Beneath this task is a listing; retype all of it exactly.

▬▬▬

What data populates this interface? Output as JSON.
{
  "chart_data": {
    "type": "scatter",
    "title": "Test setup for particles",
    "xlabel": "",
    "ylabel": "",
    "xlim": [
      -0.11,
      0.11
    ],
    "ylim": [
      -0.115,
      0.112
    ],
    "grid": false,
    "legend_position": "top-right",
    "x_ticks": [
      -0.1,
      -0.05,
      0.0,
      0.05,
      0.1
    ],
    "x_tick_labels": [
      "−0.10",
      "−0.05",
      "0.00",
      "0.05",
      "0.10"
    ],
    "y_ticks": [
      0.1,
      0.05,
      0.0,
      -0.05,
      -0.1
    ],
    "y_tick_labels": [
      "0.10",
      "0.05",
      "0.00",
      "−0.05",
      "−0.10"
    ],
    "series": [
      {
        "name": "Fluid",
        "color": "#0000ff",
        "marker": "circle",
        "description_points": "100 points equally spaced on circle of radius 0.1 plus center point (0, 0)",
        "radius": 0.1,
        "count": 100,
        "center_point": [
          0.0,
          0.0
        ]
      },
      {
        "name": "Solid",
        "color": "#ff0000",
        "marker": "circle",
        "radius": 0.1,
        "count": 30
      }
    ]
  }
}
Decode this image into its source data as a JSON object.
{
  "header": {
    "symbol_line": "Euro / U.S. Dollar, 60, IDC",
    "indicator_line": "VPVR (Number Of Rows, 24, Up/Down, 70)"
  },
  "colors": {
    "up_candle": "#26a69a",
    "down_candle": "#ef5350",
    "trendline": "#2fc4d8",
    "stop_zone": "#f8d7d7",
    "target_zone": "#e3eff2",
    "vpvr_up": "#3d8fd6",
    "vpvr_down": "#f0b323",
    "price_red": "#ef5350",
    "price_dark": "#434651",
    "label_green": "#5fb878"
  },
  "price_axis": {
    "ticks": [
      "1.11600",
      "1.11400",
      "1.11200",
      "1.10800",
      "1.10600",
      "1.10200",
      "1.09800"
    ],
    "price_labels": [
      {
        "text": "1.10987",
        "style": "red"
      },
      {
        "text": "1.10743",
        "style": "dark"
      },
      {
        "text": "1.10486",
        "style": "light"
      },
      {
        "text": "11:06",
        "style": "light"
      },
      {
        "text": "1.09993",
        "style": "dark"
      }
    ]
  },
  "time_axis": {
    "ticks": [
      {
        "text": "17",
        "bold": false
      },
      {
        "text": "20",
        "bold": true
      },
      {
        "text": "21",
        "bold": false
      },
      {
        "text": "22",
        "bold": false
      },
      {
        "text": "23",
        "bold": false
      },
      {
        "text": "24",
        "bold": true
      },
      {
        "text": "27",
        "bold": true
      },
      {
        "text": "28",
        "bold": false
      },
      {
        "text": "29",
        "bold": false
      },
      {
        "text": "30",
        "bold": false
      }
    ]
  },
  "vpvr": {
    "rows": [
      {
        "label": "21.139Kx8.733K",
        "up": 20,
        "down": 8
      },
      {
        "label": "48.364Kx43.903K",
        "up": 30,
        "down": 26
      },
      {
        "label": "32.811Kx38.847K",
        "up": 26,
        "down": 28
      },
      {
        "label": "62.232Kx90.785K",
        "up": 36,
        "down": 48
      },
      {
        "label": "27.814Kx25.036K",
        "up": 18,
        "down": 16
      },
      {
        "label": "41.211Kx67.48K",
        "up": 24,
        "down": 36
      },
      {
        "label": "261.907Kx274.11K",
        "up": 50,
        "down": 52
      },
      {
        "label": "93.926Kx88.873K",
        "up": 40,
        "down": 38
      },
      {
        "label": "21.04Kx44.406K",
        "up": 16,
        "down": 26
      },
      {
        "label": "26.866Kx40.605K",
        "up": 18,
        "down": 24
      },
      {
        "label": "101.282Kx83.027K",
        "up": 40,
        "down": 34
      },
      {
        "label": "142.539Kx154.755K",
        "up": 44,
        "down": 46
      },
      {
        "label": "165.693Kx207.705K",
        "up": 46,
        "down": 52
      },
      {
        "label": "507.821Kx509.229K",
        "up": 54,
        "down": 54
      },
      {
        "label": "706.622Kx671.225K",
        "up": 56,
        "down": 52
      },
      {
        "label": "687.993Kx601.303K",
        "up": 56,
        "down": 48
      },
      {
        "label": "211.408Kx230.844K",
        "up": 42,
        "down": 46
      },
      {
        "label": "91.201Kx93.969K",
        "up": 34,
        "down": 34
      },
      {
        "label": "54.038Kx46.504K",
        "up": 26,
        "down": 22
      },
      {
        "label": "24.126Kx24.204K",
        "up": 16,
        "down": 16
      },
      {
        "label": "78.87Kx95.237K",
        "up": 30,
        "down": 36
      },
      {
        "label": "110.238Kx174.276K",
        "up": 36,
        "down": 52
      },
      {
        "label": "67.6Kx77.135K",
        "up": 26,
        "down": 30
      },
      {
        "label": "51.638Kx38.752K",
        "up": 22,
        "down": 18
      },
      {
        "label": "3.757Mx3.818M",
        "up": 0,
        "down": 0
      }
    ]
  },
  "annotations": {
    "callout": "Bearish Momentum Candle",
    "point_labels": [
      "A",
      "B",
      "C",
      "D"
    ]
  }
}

▬▬▬

EXERCISE RESPONSE:
What data populates this interface? Output as JSON.
{
  "chart_data": {
    "type": "scatter",
    "title": "Test setup for particles",
    "xlabel": "",
    "ylabel": "",
    "xlim": [
      -0.11,
      0.11
    ],
    "ylim": [
      -0.115,
      0.112
    ],
    "grid": false,
    "legend_position": "top-right",
    "x_ticks": [
      -0.1,
      -0.05,
      0.0,
      0.05,
      0.1
    ],
    "x_tick_labels": [
      "−0.10",
      "−0.05",
      "0.00",
      "0.05",
      "0.10"
    ],
    "y_ticks": [
      0.1,
      0.05,
      0.0,
      -0.05,
      -0.1
    ],
    "y_tick_labels": [
      "0.10",
      "0.05",
      "0.00",
      "−0.05",
      "−0.10"
    ],
    "series": [
      {
        "name": "Fluid",
        "color": "#0000ff",
        "marker": "circle",
        "description_points": "100 points equally spaced on circle of radius 0.1 plus center point (0, 0)",
        "radius": 0.1,
        "count": 100,
        "center_point": [
          0.0,
          0.0
        ]
      },
      {
        "name": "Solid",
        "color": "#ff0000",
        "marker": "circle",
        "radius": 0.1,
        "count": 30
      }
    ]
  }
}
Decode this image into its source data as a JSON object.
{
  "header": {
    "symbol_line": "Euro / U.S. Dollar, 60, IDC",
    "indicator_line": "VPVR (Number Of Rows, 24, Up/Down, 70)"
  },
  "colors": {
    "up_candle": "#26a69a",
    "down_candle": "#ef5350",
    "trendline": "#2fc4d8",
    "stop_zone": "#f8d7d7",
    "target_zone": "#e3eff2",
    "vpvr_up": "#3d8fd6",
    "vpvr_down": "#f0b323",
    "price_red": "#ef5350",
    "price_dark": "#434651",
    "label_green": "#5fb878"
  },
  "price_axis": {
    "ticks": [
      "1.11600",
      "1.11400",
      "1.11200",
      "1.10800",
      "1.10600",
      "1.10200",
      "1.09800"
    ],
    "price_labels": [
      {
        "text": "1.10987",
        "style": "red"
      },
      {
        "text": "1.10743",
        "style": "dark"
      },
      {
        "text": "1.10486",
        "style": "light"
      },
      {
        "text": "11:06",
        "style": "light"
      },
      {
        "text": "1.09993",
        "style": "dark"
      }
    ]
  },
  "time_axis": {
    "ticks": [
      {
        "text": "17",
        "bold": false
      },
      {
        "text": "20",
        "bold": true
      },
      {
        "text": "21",
        "bold": false
      },
      {
        "text": "22",
        "bold": false
      },
      {
        "text": "23",
        "bold": false
      },
      {
        "text": "24",
        "bold": true
      },
      {
        "text": "27",
        "bold": true
      },
      {
        "text": "28",
        "bold": false
      },
      {
        "text": "29",
        "bold": false
      },
      {
        "text": "30",
        "bold": false
      }
    ]
  },
  "vpvr": {
    "rows": [
      {
        "label": "21.139Kx8.733K",
        "up": 20,
        "down": 8
      },
      {
        "label": "48.364Kx43.903K",
        "up": 30,
        "down": 26
      },
      {
        "label": "32.811Kx38.847K",
        "up": 26,
        "down": 28
      },
      {
        "label": "62.232Kx90.785K",
        "up": 36,
        "down": 48
      },
      {
        "label": "27.814Kx25.036K",
        "up": 18,
        "down": 16
      },
      {
        "label": "41.211Kx67.48K",
        "up": 24,
        "down": 36
      },
      {
        "label": "261.907Kx274.11K",
        "up": 50,
        "down": 52
      },
      {
        "label": "93.926Kx88.873K",
        "up": 40,
        "down": 38
      },
      {
        "label": "21.04Kx44.406K",
        "up": 16,
        "down": 26
      },
      {
        "label": "26.866Kx40.605K",
        "up": 18,
        "down": 24
      },
      {
        "label": "101.282Kx83.027K",
        "up": 40,
        "down": 34
      },
      {
        "label": "142.539Kx154.755K",
        "up": 44,
        "down": 46
      },
      {
        "label": "165.693Kx207.705K",
        "up": 46,
        "down": 52
      },
      {
        "label": "507.821Kx509.229K",
        "up": 54,
        "down": 54
      },
      {
        "label": "706.622Kx671.225K",
        "up": 56,
        "down": 52
      },
      {
        "label": "687.993Kx601.303K",
        "up": 56,
        "down": 48
      },
      {
        "label": "211.408Kx230.844K",
        "up": 42,
        "down": 46
      },
      {
        "label": "91.201Kx93.969K",
        "up": 34,
        "down": 34
      },
      {
        "label": "54.038Kx46.504K",
        "up": 26,
        "down": 22
      },
      {
        "label": "24.126Kx24.204K",
        "up": 16,
        "down": 16
      },
      {
        "label": "78.87Kx95.237K",
        "up": 30,
        "down": 36
      },
      {
        "label": "110.238Kx174.276K",
        "up": 36,
        "down": 52
      },
      {
        "label": "67.6Kx77.135K",
        "up": 26,
        "down": 30
      },
      {
        "label": "51.638Kx38.752K",
        "up": 22,
        "down": 18
      },
      {
        "label": "3.757Mx3.818M",
        "up": 0,
        "down": 0
      }
    ]
  },
  "annotations": {
    "callout": "Bearish Momentum Candle",
    "point_labels": [
      "A",
      "B",
      "C",
      "D"
    ]
  }
}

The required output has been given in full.